All of the material below is to be repeated exactly.
━━━━━ EXERCISE INPUT ━━━━━
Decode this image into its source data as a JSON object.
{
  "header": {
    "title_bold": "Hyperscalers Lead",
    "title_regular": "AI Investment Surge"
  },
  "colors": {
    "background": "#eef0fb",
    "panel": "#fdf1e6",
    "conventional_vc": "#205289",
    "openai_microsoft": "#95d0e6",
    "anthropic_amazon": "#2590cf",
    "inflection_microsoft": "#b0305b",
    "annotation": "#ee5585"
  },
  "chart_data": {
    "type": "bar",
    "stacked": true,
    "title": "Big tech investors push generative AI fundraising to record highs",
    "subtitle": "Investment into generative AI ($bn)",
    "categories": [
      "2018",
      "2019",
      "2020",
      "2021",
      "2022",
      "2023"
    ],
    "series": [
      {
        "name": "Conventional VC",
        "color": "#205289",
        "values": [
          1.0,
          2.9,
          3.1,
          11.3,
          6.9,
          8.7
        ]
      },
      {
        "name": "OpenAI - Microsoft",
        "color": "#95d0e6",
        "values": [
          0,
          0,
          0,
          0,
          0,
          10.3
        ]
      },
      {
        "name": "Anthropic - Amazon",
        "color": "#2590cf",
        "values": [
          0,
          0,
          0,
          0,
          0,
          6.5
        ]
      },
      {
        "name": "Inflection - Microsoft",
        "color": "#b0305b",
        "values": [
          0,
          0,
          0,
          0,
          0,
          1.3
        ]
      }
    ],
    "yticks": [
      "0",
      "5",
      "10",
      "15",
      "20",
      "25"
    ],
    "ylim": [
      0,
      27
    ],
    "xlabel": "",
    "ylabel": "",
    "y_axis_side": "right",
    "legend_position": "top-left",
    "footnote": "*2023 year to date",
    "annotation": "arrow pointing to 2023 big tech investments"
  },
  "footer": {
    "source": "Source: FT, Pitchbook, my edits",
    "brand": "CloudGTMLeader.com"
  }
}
━━━━━
# [FINAL RESULT]
Decode this image into its source data as a JSON object.
{
  "header": {
    "title_bold": "Hyperscalers Lead",
    "title_regular": "AI Investment Surge"
  },
  "colors": {
    "background": "#eef0fb",
    "panel": "#fdf1e6",
    "conventional_vc": "#205289",
    "openai_microsoft": "#95d0e6",
    "anthropic_amazon": "#2590cf",
    "inflection_microsoft": "#b0305b",
    "annotation": "#ee5585"
  },
  "chart_data": {
    "type": "bar",
    "stacked": true,
    "title": "Big tech investors push generative AI fundraising to record highs",
    "subtitle": "Investment into generative AI ($bn)",
    "categories": [
      "2018",
      "2019",
      "2020",
      "2021",
      "2022",
      "2023"
    ],
    "series": [
      {
        "name": "Conventional VC",
        "color": "#205289",
        "values": [
          1.0,
          2.9,
          3.1,
          11.3,
          6.9,
          8.7
        ]
      },
      {
        "name": "OpenAI - Microsoft",
        "color": "#95d0e6",
        "values": [
          0,
          0,
          0,
          0,
          0,
          10.3
        ]
      },
      {
        "name": "Anthropic - Amazon",
        "color": "#2590cf",
        "values": [
          0,
          0,
          0,
          0,
          0,
          6.5
        ]
      },
      {
        "name": "Inflection - Microsoft",
        "color": "#b0305b",
        "values": [
          0,
          0,
          0,
          0,
          0,
          1.3
        ]
      }
    ],
    "yticks": [
      "0",
      "5",
      "10",
      "15",
      "20",
      "25"
    ],
    "ylim": [
      0,
      27
    ],
    "xlabel": "",
    "ylabel": "",
    "y_axis_side": "right",
    "legend_position": "top-left",
    "footnote": "*2023 year to date",
    "annotation": "arrow pointing to 2023 big tech investments"
  },
  "footer": {
    "source": "Source: FT, Pitchbook, my edits",
    "brand": "CloudGTMLeader.com"
  }
}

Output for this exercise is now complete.